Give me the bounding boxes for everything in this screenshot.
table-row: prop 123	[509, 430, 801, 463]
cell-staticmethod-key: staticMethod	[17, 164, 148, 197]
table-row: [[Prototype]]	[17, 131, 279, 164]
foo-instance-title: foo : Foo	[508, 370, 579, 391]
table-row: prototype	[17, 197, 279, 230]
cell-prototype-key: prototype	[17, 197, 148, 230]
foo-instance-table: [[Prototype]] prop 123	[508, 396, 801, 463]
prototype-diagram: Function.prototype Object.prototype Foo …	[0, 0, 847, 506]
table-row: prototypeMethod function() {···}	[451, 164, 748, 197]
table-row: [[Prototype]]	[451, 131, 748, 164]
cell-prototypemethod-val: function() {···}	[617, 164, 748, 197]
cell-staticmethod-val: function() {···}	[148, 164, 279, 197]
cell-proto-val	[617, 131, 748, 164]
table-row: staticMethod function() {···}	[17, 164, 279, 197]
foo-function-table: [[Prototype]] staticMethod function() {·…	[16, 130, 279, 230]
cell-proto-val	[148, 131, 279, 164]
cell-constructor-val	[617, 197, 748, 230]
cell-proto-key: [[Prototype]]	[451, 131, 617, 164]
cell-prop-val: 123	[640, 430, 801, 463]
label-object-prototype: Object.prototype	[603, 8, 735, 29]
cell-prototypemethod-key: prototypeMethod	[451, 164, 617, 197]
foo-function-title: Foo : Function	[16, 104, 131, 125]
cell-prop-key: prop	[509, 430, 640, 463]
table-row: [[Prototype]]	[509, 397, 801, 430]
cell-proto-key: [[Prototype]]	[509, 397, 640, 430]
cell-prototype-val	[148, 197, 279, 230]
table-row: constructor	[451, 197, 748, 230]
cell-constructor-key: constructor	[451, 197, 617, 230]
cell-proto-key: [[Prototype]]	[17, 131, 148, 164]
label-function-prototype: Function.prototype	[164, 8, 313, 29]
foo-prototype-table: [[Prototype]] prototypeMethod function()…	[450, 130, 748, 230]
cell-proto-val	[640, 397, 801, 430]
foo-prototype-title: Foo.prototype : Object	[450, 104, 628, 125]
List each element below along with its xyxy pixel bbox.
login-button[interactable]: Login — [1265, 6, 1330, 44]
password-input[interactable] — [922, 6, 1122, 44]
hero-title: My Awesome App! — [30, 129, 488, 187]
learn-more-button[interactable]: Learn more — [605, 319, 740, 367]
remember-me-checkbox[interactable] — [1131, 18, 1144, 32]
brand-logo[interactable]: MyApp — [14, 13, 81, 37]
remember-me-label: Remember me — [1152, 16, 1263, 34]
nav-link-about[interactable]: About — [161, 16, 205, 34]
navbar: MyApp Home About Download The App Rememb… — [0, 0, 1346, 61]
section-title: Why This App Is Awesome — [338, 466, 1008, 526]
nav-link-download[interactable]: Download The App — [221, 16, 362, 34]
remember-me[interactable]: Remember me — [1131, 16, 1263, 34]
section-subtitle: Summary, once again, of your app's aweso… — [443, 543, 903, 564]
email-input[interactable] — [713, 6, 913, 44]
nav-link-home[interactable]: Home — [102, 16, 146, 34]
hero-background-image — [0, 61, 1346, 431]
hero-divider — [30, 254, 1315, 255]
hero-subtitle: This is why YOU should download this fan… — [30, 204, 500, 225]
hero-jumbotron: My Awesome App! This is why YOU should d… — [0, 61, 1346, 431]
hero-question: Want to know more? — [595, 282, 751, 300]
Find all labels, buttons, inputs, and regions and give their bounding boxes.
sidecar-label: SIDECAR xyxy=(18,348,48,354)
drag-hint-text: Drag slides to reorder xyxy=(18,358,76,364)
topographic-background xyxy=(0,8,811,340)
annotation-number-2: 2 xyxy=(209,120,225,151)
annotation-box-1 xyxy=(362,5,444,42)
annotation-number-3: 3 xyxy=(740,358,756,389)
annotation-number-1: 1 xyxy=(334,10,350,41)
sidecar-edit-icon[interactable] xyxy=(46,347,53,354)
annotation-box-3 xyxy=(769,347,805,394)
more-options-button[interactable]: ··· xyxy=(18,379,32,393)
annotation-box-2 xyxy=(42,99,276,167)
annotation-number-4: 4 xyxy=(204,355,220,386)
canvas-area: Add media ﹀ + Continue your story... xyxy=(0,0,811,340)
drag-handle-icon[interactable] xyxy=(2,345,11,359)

────────────────────────────────────────

The exercise: Reproduce every item above line for line, with no changes to any character.

Written solution:
Give me the bounding boxes for everything in this screenshot.
table-row: prop 123	[509, 430, 801, 463]
cell-staticmethod-key: staticMethod	[17, 164, 148, 197]
table-row: [[Prototype]]	[17, 131, 279, 164]
foo-instance-title: foo : Foo	[508, 370, 579, 391]
table-row: prototype	[17, 197, 279, 230]
cell-prototype-key: prototype	[17, 197, 148, 230]
foo-instance-table: [[Prototype]] prop 123	[508, 396, 801, 463]
prototype-diagram: Function.prototype Object.prototype Foo …	[0, 0, 847, 506]
table-row: prototypeMethod function() {···}	[451, 164, 748, 197]
table-row: [[Prototype]]	[451, 131, 748, 164]
cell-prototypemethod-val: function() {···}	[617, 164, 748, 197]
cell-staticmethod-val: function() {···}	[148, 164, 279, 197]
cell-proto-val	[617, 131, 748, 164]
table-row: staticMethod function() {···}	[17, 164, 279, 197]
foo-function-table: [[Prototype]] staticMethod function() {·…	[16, 130, 279, 230]
cell-proto-val	[148, 131, 279, 164]
cell-constructor-val	[617, 197, 748, 230]
cell-proto-key: [[Prototype]]	[451, 131, 617, 164]
cell-prop-val: 123	[640, 430, 801, 463]
label-object-prototype: Object.prototype	[603, 8, 735, 29]
cell-prototypemethod-key: prototypeMethod	[451, 164, 617, 197]
foo-function-title: Foo : Function	[16, 104, 131, 125]
cell-prop-key: prop	[509, 430, 640, 463]
table-row: [[Prototype]]	[509, 397, 801, 430]
cell-proto-key: [[Prototype]]	[509, 397, 640, 430]
cell-prototype-val	[148, 197, 279, 230]
table-row: constructor	[451, 197, 748, 230]
cell-constructor-key: constructor	[451, 197, 617, 230]
cell-proto-key: [[Prototype]]	[17, 131, 148, 164]
label-function-prototype: Function.prototype	[164, 8, 313, 29]
foo-prototype-table: [[Prototype]] prototypeMethod function()…	[450, 130, 748, 230]
cell-proto-val	[640, 397, 801, 430]
foo-prototype-title: Foo.prototype : Object	[450, 104, 628, 125]
List each element below along with its xyxy pixel bbox.
login-button[interactable]: Login — [1265, 6, 1330, 44]
password-input[interactable] — [922, 6, 1122, 44]
hero-title: My Awesome App! — [30, 129, 488, 187]
learn-more-button[interactable]: Learn more — [605, 319, 740, 367]
remember-me-checkbox[interactable] — [1131, 18, 1144, 32]
brand-logo[interactable]: MyApp — [14, 13, 81, 37]
remember-me-label: Remember me — [1152, 16, 1263, 34]
nav-link-about[interactable]: About — [161, 16, 205, 34]
navbar: MyApp Home About Download The App Rememb… — [0, 0, 1346, 61]
section-title: Why This App Is Awesome — [338, 466, 1008, 526]
nav-link-download[interactable]: Download The App — [221, 16, 362, 34]
remember-me[interactable]: Remember me — [1131, 16, 1263, 34]
section-subtitle: Summary, once again, of your app's aweso… — [443, 543, 903, 564]
email-input[interactable] — [713, 6, 913, 44]
nav-link-home[interactable]: Home — [102, 16, 146, 34]
hero-background-image — [0, 61, 1346, 431]
hero-divider — [30, 254, 1315, 255]
hero-subtitle: This is why YOU should download this fan… — [30, 204, 500, 225]
hero-jumbotron: My Awesome App! This is why YOU should d… — [0, 61, 1346, 431]
hero-question: Want to know more? — [595, 282, 751, 300]
Find all labels, buttons, inputs, and regions and give their bounding boxes.
sidecar-label: SIDECAR xyxy=(18,348,48,354)
drag-hint-text: Drag slides to reorder xyxy=(18,358,76,364)
topographic-background xyxy=(0,8,811,340)
annotation-number-2: 2 xyxy=(209,120,225,151)
annotation-box-1 xyxy=(362,5,444,42)
annotation-number-3: 3 xyxy=(740,358,756,389)
annotation-number-1: 1 xyxy=(334,10,350,41)
sidecar-edit-icon[interactable] xyxy=(46,347,53,354)
annotation-box-3 xyxy=(769,347,805,394)
more-options-button[interactable]: ··· xyxy=(18,379,32,393)
annotation-box-2 xyxy=(42,99,276,167)
annotation-number-4: 4 xyxy=(204,355,220,386)
canvas-area: Add media ﹀ + Continue your story... xyxy=(0,0,811,340)
drag-handle-icon[interactable] xyxy=(2,345,11,359)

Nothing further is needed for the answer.